Aim of the exercise: The exercise asks you to copy every line below in which "Shift" appears.

Data records
***
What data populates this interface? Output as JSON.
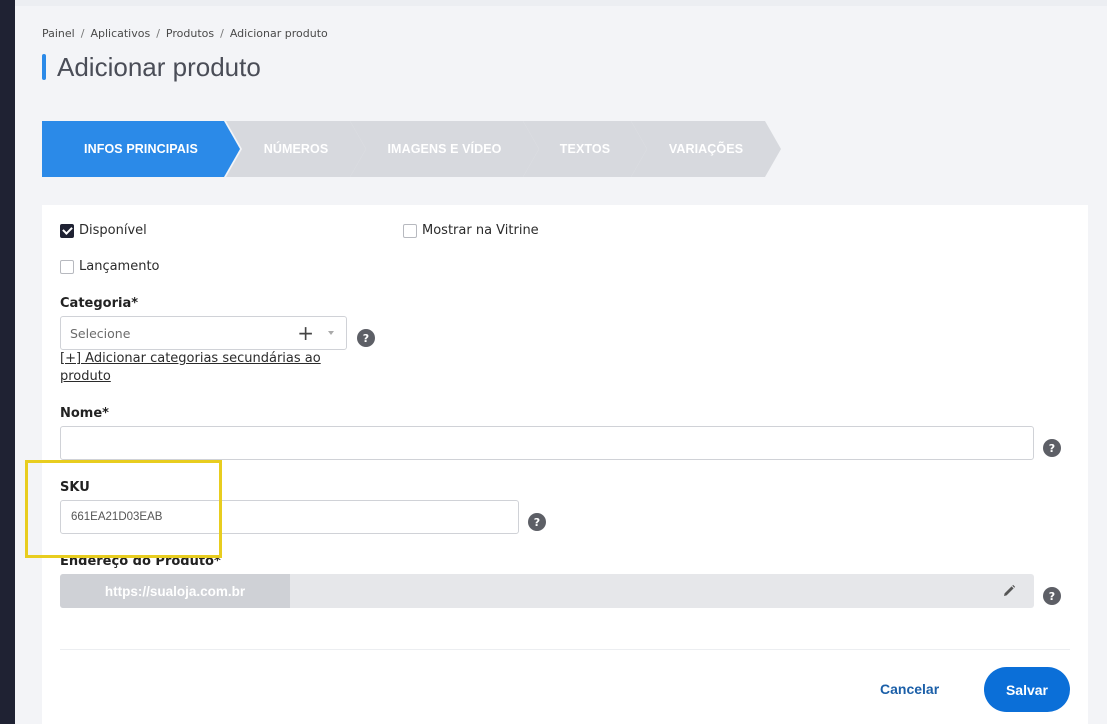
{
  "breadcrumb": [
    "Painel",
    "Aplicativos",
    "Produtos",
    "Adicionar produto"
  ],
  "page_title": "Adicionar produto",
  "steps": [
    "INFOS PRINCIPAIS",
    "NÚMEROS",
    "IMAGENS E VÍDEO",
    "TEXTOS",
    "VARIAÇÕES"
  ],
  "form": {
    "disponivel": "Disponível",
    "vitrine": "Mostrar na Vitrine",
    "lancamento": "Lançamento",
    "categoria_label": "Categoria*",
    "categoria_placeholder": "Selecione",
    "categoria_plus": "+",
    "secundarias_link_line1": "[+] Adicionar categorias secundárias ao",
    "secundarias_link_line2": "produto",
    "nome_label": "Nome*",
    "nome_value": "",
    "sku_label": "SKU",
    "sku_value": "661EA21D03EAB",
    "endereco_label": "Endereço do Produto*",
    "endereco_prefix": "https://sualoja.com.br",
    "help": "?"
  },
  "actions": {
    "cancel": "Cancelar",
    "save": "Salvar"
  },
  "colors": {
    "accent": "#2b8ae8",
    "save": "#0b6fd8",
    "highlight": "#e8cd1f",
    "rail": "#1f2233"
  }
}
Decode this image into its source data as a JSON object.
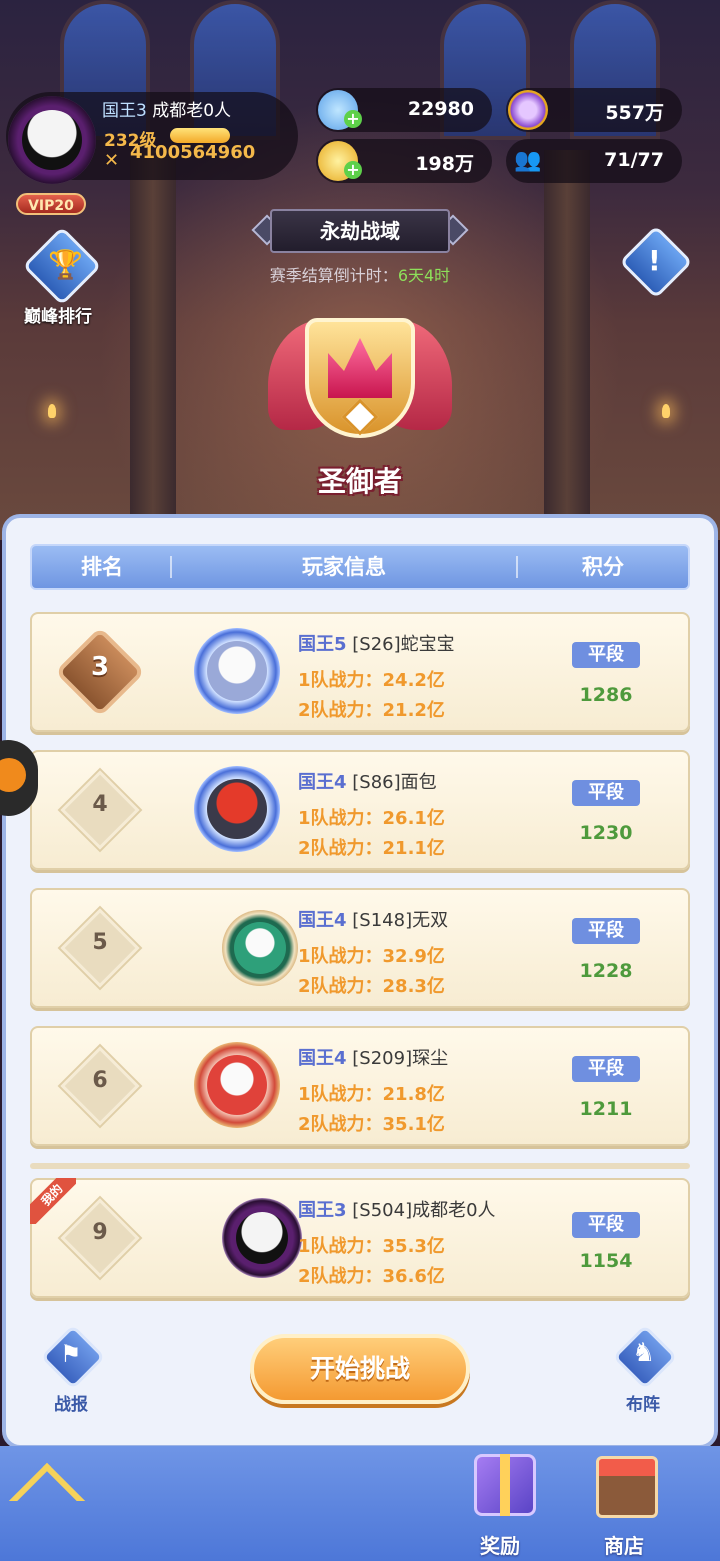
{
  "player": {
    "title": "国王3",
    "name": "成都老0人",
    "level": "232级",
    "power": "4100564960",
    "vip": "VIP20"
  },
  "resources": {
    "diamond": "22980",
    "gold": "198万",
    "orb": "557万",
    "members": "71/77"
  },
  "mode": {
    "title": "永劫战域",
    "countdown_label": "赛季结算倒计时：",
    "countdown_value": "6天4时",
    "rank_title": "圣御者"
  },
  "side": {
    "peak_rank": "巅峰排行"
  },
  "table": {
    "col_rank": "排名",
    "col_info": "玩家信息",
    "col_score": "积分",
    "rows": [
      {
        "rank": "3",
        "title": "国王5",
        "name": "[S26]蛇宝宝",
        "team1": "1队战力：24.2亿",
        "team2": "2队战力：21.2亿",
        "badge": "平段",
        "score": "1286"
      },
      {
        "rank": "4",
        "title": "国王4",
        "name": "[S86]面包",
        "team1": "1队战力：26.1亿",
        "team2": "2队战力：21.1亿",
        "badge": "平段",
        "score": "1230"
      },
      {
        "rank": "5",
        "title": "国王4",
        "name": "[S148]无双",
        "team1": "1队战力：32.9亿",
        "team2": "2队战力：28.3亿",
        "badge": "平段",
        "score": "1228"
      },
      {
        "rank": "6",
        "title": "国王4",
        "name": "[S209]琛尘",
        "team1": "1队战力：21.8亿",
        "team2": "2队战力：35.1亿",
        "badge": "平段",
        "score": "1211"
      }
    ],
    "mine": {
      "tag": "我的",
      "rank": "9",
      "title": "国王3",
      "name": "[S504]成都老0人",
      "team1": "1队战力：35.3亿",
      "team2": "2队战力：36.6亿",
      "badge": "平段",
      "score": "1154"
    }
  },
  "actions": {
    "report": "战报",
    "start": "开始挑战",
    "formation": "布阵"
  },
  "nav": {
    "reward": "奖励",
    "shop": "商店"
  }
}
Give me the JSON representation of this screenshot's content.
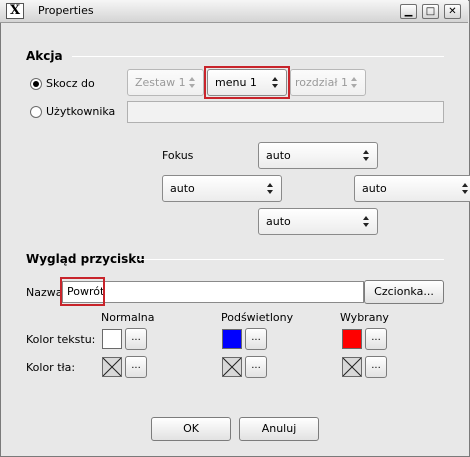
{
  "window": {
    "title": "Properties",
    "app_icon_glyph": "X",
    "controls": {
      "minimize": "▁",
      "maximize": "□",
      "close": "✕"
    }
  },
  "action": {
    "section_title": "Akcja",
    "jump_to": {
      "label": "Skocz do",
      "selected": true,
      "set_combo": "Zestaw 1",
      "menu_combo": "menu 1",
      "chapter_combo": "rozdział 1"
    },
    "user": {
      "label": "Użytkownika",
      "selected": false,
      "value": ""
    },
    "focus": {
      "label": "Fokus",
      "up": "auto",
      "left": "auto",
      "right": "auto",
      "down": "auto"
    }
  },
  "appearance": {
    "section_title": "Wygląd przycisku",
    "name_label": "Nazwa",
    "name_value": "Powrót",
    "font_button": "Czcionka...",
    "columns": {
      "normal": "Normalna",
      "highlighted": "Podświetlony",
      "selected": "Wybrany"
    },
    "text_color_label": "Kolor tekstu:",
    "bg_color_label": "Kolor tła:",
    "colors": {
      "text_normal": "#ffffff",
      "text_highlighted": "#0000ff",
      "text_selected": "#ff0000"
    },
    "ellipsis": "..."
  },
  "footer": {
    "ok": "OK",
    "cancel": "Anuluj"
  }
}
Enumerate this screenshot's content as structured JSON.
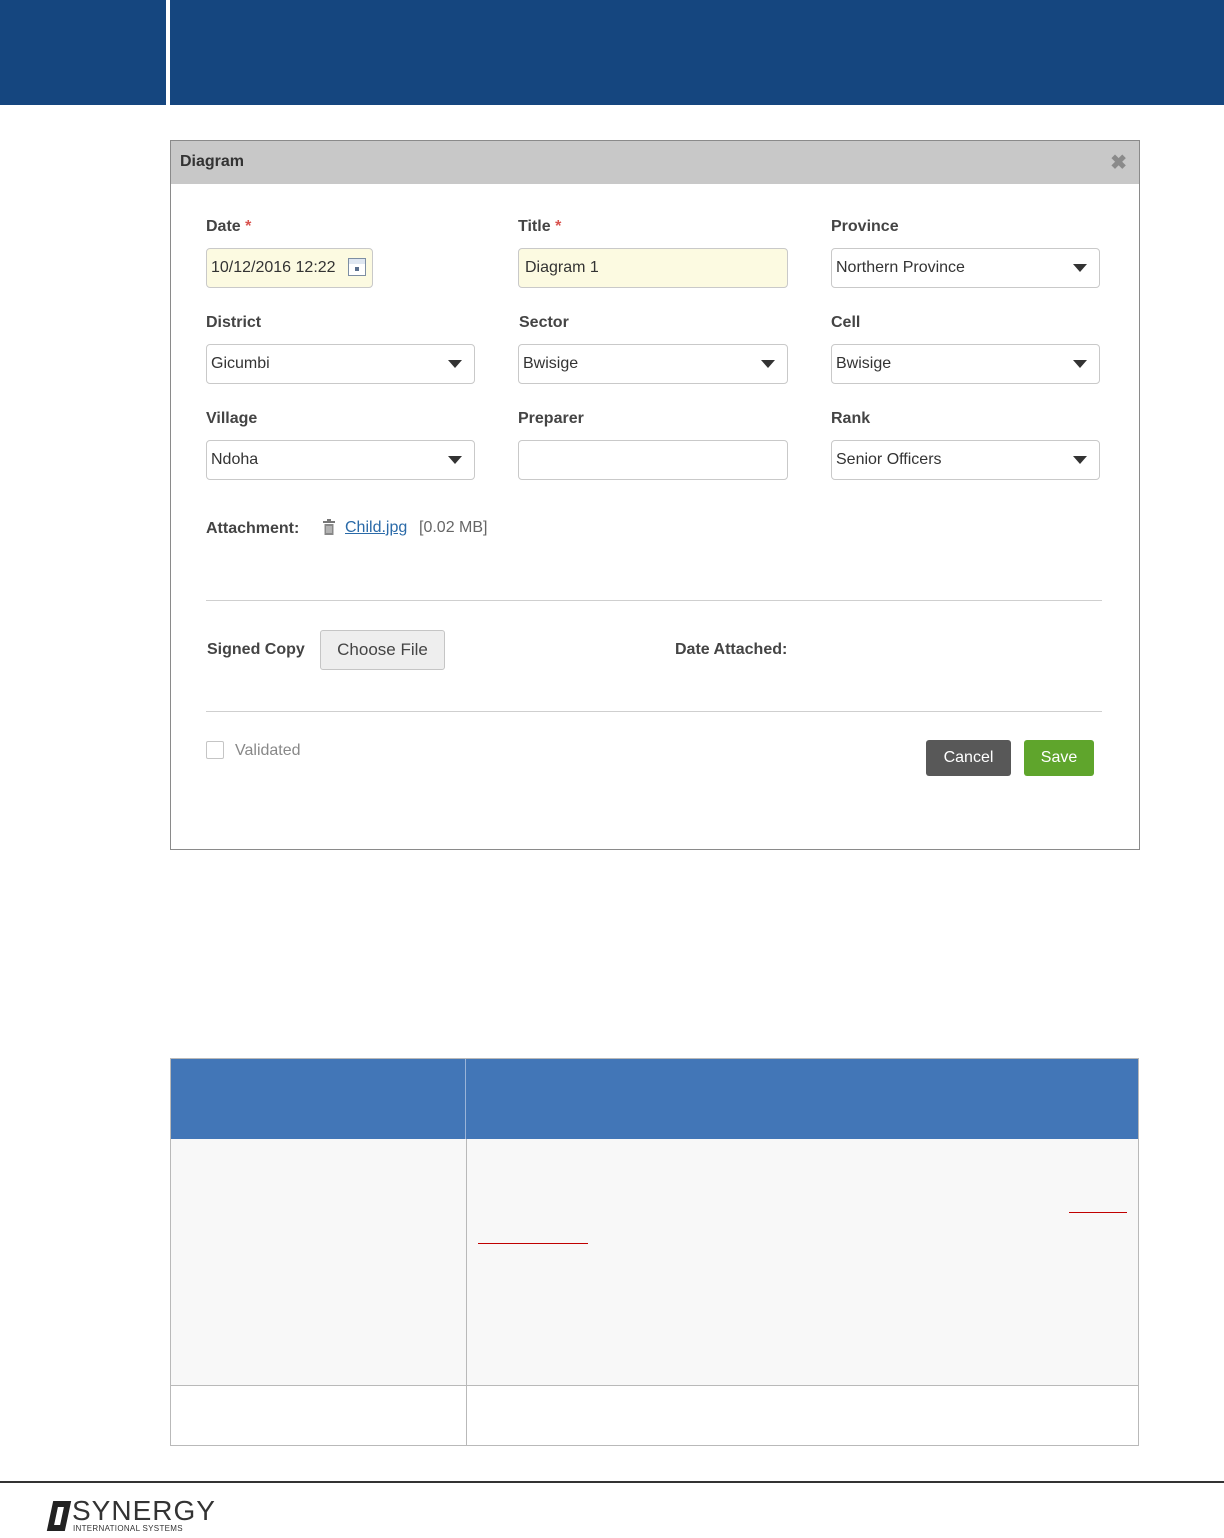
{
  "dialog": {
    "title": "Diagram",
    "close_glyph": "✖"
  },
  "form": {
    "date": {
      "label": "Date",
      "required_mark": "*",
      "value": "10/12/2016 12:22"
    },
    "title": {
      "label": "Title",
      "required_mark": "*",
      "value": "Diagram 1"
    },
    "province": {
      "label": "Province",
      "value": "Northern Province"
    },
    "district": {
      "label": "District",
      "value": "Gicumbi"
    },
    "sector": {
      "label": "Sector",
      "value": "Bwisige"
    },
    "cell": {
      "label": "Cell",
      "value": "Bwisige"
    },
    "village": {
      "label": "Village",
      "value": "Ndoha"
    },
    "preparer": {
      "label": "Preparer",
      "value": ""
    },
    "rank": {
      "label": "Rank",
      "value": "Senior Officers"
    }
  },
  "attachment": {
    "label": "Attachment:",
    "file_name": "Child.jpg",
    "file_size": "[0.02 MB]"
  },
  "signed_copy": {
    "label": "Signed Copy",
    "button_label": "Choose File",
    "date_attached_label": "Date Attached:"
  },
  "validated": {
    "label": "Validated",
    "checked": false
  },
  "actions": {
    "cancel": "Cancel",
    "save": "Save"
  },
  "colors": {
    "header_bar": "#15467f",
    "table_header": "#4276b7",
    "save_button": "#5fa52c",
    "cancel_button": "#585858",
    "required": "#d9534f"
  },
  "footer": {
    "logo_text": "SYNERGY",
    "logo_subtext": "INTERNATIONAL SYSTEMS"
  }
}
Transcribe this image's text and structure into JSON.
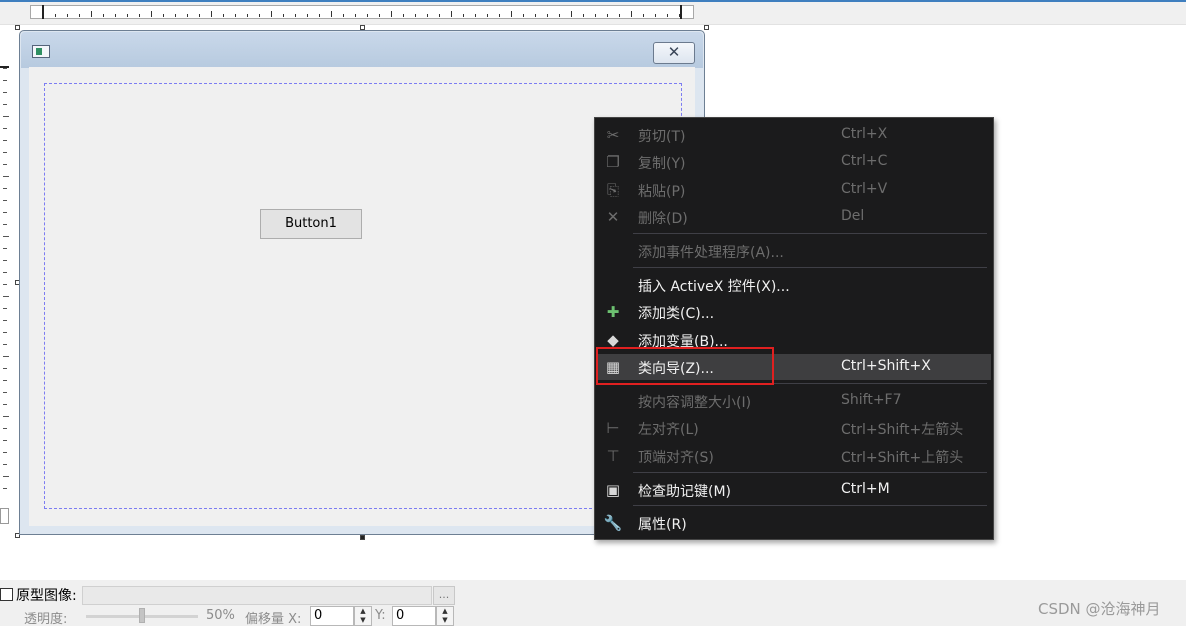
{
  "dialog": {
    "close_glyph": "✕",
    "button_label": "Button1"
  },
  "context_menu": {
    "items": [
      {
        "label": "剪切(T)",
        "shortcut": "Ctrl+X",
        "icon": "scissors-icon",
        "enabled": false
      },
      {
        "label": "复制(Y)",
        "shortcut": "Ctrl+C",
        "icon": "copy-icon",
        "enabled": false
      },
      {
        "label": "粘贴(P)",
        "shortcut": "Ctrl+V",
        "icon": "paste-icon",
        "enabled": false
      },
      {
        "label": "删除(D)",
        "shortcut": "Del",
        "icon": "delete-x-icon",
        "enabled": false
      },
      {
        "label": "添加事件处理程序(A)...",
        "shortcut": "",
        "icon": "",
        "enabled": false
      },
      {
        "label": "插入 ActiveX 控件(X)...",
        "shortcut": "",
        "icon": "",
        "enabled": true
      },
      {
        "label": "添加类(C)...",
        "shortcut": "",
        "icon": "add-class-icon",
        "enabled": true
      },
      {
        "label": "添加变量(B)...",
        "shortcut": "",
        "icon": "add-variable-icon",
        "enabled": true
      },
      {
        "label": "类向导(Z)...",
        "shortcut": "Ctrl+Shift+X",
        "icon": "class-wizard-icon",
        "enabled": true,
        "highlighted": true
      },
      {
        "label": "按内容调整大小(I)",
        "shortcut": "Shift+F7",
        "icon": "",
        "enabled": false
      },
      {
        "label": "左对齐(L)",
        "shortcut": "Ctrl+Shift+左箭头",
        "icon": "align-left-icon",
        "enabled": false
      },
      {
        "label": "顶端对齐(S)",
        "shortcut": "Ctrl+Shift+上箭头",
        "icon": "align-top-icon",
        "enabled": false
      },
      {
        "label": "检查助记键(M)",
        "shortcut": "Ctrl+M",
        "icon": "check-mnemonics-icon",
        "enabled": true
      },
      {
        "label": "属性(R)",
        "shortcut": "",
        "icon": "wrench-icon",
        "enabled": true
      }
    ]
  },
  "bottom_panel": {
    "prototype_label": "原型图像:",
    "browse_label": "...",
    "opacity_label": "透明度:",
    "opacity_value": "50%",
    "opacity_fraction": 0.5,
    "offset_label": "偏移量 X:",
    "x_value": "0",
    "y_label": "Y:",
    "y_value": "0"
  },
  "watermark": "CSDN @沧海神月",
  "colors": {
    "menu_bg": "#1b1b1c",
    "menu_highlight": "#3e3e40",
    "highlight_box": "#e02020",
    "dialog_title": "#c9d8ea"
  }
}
***
Exercise output:
        "shortcut": "Ctrl+Shift+X",
        "shortcut": "Shift+F7",
        "shortcut": "Ctrl+Shift+左箭头",
        "shortcut": "Ctrl+Shift+上箭头",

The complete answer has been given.